Output the material beneath exactly, leaving nothing out.

## START Information given

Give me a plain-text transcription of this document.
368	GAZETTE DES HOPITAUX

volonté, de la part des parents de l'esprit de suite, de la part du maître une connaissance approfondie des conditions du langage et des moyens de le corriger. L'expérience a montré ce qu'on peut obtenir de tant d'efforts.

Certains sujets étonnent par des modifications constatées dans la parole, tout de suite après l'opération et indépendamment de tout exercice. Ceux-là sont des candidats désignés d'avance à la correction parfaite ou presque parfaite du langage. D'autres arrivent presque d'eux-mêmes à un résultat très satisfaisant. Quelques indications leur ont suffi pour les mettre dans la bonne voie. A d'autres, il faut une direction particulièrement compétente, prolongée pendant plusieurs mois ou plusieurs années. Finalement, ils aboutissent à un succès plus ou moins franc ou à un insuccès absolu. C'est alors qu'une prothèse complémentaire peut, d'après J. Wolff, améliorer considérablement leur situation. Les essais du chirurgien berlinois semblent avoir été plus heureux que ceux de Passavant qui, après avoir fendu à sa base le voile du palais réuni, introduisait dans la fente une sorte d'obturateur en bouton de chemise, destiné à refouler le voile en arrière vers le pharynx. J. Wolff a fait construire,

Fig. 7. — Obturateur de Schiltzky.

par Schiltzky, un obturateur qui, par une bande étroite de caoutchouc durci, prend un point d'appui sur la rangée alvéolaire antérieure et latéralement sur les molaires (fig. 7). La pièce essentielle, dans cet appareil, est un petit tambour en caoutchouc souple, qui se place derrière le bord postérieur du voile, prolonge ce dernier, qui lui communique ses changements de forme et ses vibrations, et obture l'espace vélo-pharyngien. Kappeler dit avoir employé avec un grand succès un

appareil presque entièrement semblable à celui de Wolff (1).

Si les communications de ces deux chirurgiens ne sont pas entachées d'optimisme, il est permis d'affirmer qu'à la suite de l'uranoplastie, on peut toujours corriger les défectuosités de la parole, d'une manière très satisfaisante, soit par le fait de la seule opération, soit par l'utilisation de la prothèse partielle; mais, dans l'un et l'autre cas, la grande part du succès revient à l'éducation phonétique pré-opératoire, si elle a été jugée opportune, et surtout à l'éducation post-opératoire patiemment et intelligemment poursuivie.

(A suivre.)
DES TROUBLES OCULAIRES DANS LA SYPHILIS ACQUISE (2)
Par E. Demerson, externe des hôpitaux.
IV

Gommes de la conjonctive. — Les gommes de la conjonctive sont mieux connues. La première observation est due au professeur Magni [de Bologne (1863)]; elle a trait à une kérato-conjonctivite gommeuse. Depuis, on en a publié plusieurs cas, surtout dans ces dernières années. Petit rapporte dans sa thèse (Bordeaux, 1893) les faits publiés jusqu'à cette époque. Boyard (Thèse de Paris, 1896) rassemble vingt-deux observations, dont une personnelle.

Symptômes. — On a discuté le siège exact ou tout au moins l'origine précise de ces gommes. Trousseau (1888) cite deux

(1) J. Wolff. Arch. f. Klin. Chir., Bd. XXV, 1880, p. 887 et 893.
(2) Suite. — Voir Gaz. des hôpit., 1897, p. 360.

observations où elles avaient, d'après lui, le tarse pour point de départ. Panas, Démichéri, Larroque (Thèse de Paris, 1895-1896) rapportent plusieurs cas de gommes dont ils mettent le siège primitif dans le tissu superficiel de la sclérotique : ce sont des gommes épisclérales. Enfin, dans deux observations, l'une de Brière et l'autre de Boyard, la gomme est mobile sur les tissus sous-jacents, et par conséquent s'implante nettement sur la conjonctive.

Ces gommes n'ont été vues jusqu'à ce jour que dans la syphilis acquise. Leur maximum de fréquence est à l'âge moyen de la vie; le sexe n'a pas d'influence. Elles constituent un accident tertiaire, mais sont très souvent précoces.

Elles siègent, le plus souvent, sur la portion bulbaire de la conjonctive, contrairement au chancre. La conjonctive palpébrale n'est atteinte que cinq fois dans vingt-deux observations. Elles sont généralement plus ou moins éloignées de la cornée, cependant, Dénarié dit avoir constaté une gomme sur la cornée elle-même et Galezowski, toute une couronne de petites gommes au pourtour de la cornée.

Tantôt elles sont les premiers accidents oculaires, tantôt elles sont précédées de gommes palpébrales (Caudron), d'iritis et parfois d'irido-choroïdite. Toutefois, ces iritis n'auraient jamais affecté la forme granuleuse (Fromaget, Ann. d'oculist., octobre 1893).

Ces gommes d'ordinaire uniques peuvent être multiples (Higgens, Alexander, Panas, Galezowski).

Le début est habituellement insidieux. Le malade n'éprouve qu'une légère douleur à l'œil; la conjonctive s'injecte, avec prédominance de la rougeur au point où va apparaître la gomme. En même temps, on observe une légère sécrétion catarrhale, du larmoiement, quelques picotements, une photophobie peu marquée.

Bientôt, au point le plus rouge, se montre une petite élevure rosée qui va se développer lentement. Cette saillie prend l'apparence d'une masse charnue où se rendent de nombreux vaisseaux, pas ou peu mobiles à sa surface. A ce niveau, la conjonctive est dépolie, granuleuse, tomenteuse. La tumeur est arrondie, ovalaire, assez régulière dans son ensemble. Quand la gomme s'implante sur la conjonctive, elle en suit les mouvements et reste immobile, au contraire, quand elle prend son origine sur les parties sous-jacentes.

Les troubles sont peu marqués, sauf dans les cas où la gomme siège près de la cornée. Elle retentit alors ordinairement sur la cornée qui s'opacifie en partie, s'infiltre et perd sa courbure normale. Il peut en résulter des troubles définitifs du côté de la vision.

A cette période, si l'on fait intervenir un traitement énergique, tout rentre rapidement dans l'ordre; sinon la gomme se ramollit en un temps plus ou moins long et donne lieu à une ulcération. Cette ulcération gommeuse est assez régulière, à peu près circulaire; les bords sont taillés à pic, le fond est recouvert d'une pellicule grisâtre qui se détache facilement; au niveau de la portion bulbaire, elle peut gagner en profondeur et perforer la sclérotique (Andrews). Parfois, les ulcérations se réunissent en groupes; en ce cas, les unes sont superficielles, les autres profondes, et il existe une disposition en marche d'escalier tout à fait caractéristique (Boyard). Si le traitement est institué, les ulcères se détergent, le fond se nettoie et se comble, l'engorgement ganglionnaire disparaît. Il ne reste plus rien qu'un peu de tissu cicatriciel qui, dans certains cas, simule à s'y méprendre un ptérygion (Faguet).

## END Information given

**Exercise response:**
Give me a plain-text transcription of this document.
368	GAZETTE DES HOPITAUX

volonté, de la part des parents de l'esprit de suite, de la part du maître une connaissance approfondie des conditions du langage et des moyens de le corriger. L'expérience a montré ce qu'on peut obtenir de tant d'efforts.

Certains sujets étonnent par des modifications constatées dans la parole, tout de suite après l'opération et indépendamment de tout exercice. Ceux-là sont des candidats désignés d'avance à la correction parfaite ou presque parfaite du langage. D'autres arrivent presque d'eux-mêmes à un résultat très satisfaisant. Quelques indications leur ont suffi pour les mettre dans la bonne voie. A d'autres, il faut une direction particulièrement compétente, prolongée pendant plusieurs mois ou plusieurs années. Finalement, ils aboutissent à un succès plus ou moins franc ou à un insuccès absolu. C'est alors qu'une prothèse complémentaire peut, d'après J. Wolff, améliorer considérablement leur situation. Les essais du chirurgien berlinois semblent avoir été plus heureux que ceux de Passavant qui, après avoir fendu à sa base le voile du palais réuni, introduisait dans la fente une sorte d'obturateur en bouton de chemise, destiné à refouler le voile en arrière vers le pharynx. J. Wolff a fait construire,

Fig. 7. — Obturateur de Schiltzky.

par Schiltzky, un obturateur qui, par une bande étroite de caoutchouc durci, prend un point d'appui sur la rangée alvéolaire antérieure et latéralement sur les molaires (fig. 7). La pièce essentielle, dans cet appareil, est un petit tambour en caoutchouc souple, qui se place derrière le bord postérieur du voile, prolonge ce dernier, qui lui communique ses changements de forme et ses vibrations, et obture l'espace vélo-pharyngien. Kappeler dit avoir employé avec un grand succès un

appareil presque entièrement semblable à celui de Wolff (1).

Si les communications de ces deux chirurgiens ne sont pas entachées d'optimisme, il est permis d'affirmer qu'à la suite de l'uranoplastie, on peut toujours corriger les défectuosités de la parole, d'une manière très satisfaisante, soit par le fait de la seule opération, soit par l'utilisation de la prothèse partielle; mais, dans l'un et l'autre cas, la grande part du succès revient à l'éducation phonétique pré-opératoire, si elle a été jugée opportune, et surtout à l'éducation post-opératoire patiemment et intelligemment poursuivie.

(A suivre.)
DES TROUBLES OCULAIRES DANS LA SYPHILIS ACQUISE (2)
Par E. Demerson, externe des hôpitaux.
IV

Gommes de la conjonctive. — Les gommes de la conjonctive sont mieux connues. La première observation est due au professeur Magni [de Bologne (1863)]; elle a trait à une kérato-conjonctivite gommeuse. Depuis, on en a publié plusieurs cas, surtout dans ces dernières années. Petit rapporte dans sa thèse (Bordeaux, 1893) les faits publiés jusqu'à cette époque. Boyard (Thèse de Paris, 1896) rassemble vingt-deux observations, dont une personnelle.

Symptômes. — On a discuté le siège exact ou tout au moins l'origine précise de ces gommes. Trousseau (1888) cite deux

(1) J. Wolff. Arch. f. Klin. Chir., Bd. XXV, 1880, p. 887 et 893.
(2) Suite. — Voir Gaz. des hôpit., 1897, p. 360.

observations où elles avaient, d'après lui, le tarse pour point de départ. Panas, Démichéri, Larroque (Thèse de Paris, 1895-1896) rapportent plusieurs cas de gommes dont ils mettent le siège primitif dans le tissu superficiel de la sclérotique : ce sont des gommes épisclérales. Enfin, dans deux observations, l'une de Brière et l'autre de Boyard, la gomme est mobile sur les tissus sous-jacents, et par conséquent s'implante nettement sur la conjonctive.

Ces gommes n'ont été vues jusqu'à ce jour que dans la syphilis acquise. Leur maximum de fréquence est à l'âge moyen de la vie; le sexe n'a pas d'influence. Elles constituent un accident tertiaire, mais sont très souvent précoces.

Elles siègent, le plus souvent, sur la portion bulbaire de la conjonctive, contrairement au chancre. La conjonctive palpébrale n'est atteinte que cinq fois dans vingt-deux observations. Elles sont généralement plus ou moins éloignées de la cornée, cependant, Dénarié dit avoir constaté une gomme sur la cornée elle-même et Galezowski, toute une couronne de petites gommes au pourtour de la cornée.

Tantôt elles sont les premiers accidents oculaires, tantôt elles sont précédées de gommes palpébrales (Caudron), d'iritis et parfois d'irido-choroïdite. Toutefois, ces iritis n'auraient jamais affecté la forme granuleuse (Fromaget, Ann. d'oculist., octobre 1893).

Ces gommes d'ordinaire uniques peuvent être multiples (Higgens, Alexander, Panas, Galezowski).

Le début est habituellement insidieux. Le malade n'éprouve qu'une légère douleur à l'œil; la conjonctive s'injecte, avec prédominance de la rougeur au point où va apparaître la gomme. En même temps, on observe une légère sécrétion catarrhale, du larmoiement, quelques picotements, une photophobie peu marquée.

Bientôt, au point le plus rouge, se montre une petite élevure rosée qui va se développer lentement. Cette saillie prend l'apparence d'une masse charnue où se rendent de nombreux vaisseaux, pas ou peu mobiles à sa surface. A ce niveau, la conjonctive est dépolie, granuleuse, tomenteuse. La tumeur est arrondie, ovalaire, assez régulière dans son ensemble. Quand la gomme s'implante sur la conjonctive, elle en suit les mouvements et reste immobile, au contraire, quand elle prend son origine sur les parties sous-jacentes.

Les troubles sont peu marqués, sauf dans les cas où la gomme siège près de la cornée. Elle retentit alors ordinairement sur la cornée qui s'opacifie en partie, s'infiltre et perd sa courbure normale. Il peut en résulter des troubles définitifs du côté de la vision.

A cette période, si l'on fait intervenir un traitement énergique, tout rentre rapidement dans l'ordre; sinon la gomme se ramollit en un temps plus ou moins long et donne lieu à une ulcération. Cette ulcération gommeuse est assez régulière, à peu près circulaire; les bords sont taillés à pic, le fond est recouvert d'une pellicule grisâtre qui se détache facilement; au niveau de la portion bulbaire, elle peut gagner en profondeur et perforer la sclérotique (Andrews). Parfois, les ulcérations se réunissent en groupes; en ce cas, les unes sont superficielles, les autres profondes, et il existe une disposition en marche d'escalier tout à fait caractéristique (Boyard). Si le traitement est institué, les ulcères se détergent, le fond se nettoie et se comble, l'engorgement ganglionnaire disparaît. Il ne reste plus rien qu'un peu de tissu cicatriciel qui, dans certains cas, simule à s'y méprendre un ptérygion (Faguet).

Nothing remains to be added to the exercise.